### FRAGMENT DO CZYTANIA
WILNO 2009 – Dzień 4.
Rano jest zimno. Ale mija godzina i już ciśniemy w krótkich rękawkach, bo... znów świeci słońce. :)
W kierniowskim sklepie robimy zakupy na śniadanie, a następnie jedziemy podziwiać rezerwat historyczno-archeologiczny i kościół. Niewątpliwie jest to jedno z tych miejsc, które warto odwiedzić będąc na Litwie.
Dzień się zaczął się bardzo dobrze. Jedzie się również świetnie.
Mijamy Musniki i dojeżdżamy do Czabiszek, gdzie chcemy się przeprawić na drugą stronę rzeki Wilia. Nie możemy znaleźć mostu, nie możemy znaleźć drogi...
Pytam miejscowych rolników o przeprawę przez rzekę. Mówią, że mostu nigdzie w pobliżu nie ma i nie było. Jest tylko prom ale... nieczynny.
Niestety. Tego przewidzieć nie mogliśmy. Zaczynają się schody, musimy wracać do Kierniowa i jechać dalej, by przeprawić się na drugą stronę Wilii. Zrobiliśmy na darmo 50 km.
No cóż nie ma się co załamywać. Próbujemy mimo to zrealizować plan dnia. Jak się okazało parę godzin później, niestety nie udało się i musieliśmy zmodyfikować nasze plany. Przez to nie odwiedzamy Kowna, ani też Rumszyszek, w których znajduje się bardzo ciekawy skansen. Czas niestety uciekał nieubłaganie, pojawiało się coraz większe zmęczenie, a dobijały nas szutrowe drogi w okolicy autostrady prowadzącej do Kowna.
######
## WYMAGANIA ZADANIA
Odpowiedz na podstawie powyższej relacji z czwartego dnia wyjazdu do Wilna:
1. Na jaki posiłek autorzy robią zakupy w sklepie w Kierniowie?
2. Co miejscowi rolnicy mówią o promie na rzece Wilia?
3. Ilu kilometrów dotyczy stwierdzenie, że zrobiono je na darmo?
### WYBRANE DANE
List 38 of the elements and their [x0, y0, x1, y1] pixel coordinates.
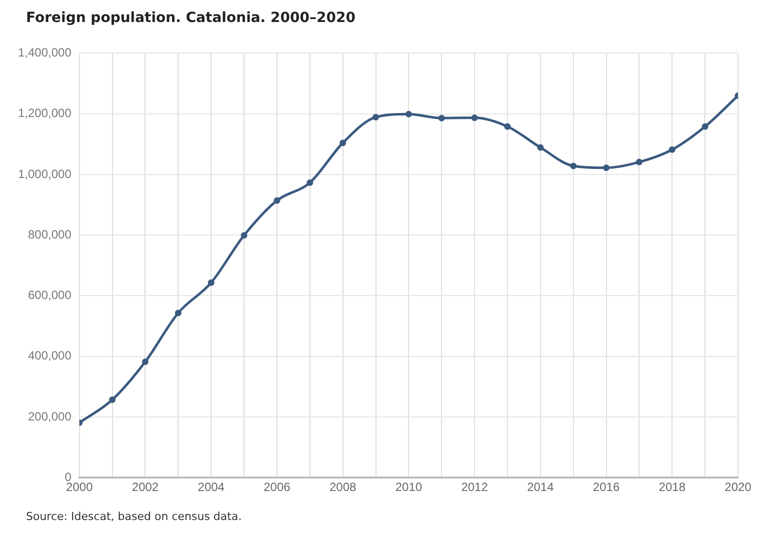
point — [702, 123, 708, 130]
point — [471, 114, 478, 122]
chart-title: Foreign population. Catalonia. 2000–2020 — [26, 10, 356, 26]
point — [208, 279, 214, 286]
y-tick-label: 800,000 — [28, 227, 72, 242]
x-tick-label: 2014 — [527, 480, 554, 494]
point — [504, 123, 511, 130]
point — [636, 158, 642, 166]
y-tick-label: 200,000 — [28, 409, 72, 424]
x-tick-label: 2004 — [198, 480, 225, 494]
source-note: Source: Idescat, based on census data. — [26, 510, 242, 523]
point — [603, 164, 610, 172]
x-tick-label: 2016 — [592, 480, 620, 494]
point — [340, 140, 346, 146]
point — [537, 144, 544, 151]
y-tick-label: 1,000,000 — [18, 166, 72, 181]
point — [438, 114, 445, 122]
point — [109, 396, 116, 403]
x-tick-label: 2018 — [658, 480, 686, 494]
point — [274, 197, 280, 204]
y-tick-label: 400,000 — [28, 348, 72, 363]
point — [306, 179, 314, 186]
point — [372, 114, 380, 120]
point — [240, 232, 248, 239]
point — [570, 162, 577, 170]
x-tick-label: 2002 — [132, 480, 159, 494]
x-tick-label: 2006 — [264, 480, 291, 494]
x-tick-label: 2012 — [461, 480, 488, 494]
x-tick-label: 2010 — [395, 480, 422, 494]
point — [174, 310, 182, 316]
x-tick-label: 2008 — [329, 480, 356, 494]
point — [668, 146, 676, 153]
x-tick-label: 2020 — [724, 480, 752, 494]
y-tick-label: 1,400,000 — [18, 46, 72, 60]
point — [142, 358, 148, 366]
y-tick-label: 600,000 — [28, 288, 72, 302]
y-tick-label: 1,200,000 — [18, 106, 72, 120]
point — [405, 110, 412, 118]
######
### WYBRANE DANE
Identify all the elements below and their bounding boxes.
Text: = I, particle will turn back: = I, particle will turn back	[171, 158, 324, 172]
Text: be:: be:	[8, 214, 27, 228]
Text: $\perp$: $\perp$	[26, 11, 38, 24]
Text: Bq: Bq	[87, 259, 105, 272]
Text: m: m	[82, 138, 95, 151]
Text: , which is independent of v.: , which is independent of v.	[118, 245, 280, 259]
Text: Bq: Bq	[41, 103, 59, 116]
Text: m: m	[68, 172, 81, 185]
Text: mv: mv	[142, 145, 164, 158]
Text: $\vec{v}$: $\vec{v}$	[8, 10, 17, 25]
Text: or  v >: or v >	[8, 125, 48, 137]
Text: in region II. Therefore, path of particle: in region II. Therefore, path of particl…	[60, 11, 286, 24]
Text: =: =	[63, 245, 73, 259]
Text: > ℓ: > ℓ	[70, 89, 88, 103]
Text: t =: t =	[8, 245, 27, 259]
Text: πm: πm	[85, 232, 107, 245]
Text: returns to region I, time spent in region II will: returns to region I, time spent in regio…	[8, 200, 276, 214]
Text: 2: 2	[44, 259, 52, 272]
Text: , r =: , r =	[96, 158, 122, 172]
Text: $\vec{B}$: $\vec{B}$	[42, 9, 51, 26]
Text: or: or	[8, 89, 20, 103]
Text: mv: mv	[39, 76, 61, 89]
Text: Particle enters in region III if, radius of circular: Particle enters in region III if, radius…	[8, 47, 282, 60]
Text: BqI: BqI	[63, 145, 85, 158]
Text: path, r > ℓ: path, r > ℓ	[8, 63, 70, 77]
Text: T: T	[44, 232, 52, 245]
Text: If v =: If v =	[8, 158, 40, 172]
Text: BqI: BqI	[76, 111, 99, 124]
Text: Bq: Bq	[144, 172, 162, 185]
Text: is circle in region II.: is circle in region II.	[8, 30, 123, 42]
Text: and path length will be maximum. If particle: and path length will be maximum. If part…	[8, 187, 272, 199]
######
## ROZWIĄZANIE PONIŻEJ
1. Na śniadanie.
2. Mówią, że jest tylko prom, ale nieczynny.
3. 50 km.